[BEGIN Provided material]

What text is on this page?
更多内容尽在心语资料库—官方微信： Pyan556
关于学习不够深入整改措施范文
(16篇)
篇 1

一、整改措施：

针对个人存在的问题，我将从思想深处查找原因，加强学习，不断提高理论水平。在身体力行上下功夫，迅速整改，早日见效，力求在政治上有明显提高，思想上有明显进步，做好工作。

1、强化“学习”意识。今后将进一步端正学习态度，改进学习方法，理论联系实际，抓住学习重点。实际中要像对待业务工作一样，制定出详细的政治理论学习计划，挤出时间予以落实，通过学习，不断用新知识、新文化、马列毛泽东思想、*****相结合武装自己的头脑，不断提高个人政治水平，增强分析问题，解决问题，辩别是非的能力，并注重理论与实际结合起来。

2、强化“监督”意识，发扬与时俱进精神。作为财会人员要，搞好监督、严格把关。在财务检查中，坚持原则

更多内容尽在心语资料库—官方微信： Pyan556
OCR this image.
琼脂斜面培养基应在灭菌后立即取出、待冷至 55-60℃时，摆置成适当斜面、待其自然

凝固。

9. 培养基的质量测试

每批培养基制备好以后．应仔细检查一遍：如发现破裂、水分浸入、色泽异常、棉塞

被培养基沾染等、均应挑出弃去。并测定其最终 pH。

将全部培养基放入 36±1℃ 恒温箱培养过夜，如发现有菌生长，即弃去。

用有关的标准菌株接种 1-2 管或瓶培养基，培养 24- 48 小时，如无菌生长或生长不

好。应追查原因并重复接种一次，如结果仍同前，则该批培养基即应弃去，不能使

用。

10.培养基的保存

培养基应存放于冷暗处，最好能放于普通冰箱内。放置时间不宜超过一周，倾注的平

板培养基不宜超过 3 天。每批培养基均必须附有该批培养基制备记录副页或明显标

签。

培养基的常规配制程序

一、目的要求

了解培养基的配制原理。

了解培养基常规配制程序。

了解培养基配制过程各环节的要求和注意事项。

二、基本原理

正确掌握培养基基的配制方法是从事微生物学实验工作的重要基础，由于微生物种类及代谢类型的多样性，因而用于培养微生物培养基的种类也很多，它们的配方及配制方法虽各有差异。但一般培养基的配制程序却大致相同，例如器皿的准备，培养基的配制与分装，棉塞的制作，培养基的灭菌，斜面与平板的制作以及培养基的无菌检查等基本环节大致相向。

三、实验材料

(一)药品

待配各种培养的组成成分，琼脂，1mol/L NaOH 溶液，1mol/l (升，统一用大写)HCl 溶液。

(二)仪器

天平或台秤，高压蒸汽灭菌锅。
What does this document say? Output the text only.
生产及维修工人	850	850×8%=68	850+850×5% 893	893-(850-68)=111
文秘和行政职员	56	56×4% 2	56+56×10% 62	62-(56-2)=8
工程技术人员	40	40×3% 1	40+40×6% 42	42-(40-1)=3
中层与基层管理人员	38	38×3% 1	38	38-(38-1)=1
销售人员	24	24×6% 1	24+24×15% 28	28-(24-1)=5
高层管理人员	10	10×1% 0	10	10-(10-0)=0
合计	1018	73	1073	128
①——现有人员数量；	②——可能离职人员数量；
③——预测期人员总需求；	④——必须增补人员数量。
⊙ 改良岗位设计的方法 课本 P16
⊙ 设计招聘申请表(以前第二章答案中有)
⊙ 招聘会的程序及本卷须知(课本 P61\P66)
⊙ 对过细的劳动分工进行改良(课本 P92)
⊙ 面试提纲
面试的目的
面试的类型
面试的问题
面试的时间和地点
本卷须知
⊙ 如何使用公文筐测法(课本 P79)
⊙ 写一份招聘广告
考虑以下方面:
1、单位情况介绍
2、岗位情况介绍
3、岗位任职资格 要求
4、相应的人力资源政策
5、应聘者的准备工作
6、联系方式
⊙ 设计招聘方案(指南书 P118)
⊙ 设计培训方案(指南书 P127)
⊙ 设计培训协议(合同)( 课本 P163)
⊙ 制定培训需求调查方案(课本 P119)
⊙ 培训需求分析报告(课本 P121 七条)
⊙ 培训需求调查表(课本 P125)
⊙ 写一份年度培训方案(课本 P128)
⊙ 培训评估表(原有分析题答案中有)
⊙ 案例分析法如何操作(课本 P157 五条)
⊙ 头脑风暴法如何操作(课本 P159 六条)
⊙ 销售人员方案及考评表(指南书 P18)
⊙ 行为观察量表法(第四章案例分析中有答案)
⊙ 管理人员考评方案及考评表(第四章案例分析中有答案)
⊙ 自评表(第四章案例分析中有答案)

[END Provided material]

Stated goal:
Copy every single line of the material above that holds "第四章案例分析中有答案".

Response to the exercise:
⊙ 行为观察量表法(第四章案例分析中有答案)
⊙ 管理人员考评方案及考评表(第四章案例分析中有答案)
⊙ 自评表(第四章案例分析中有答案)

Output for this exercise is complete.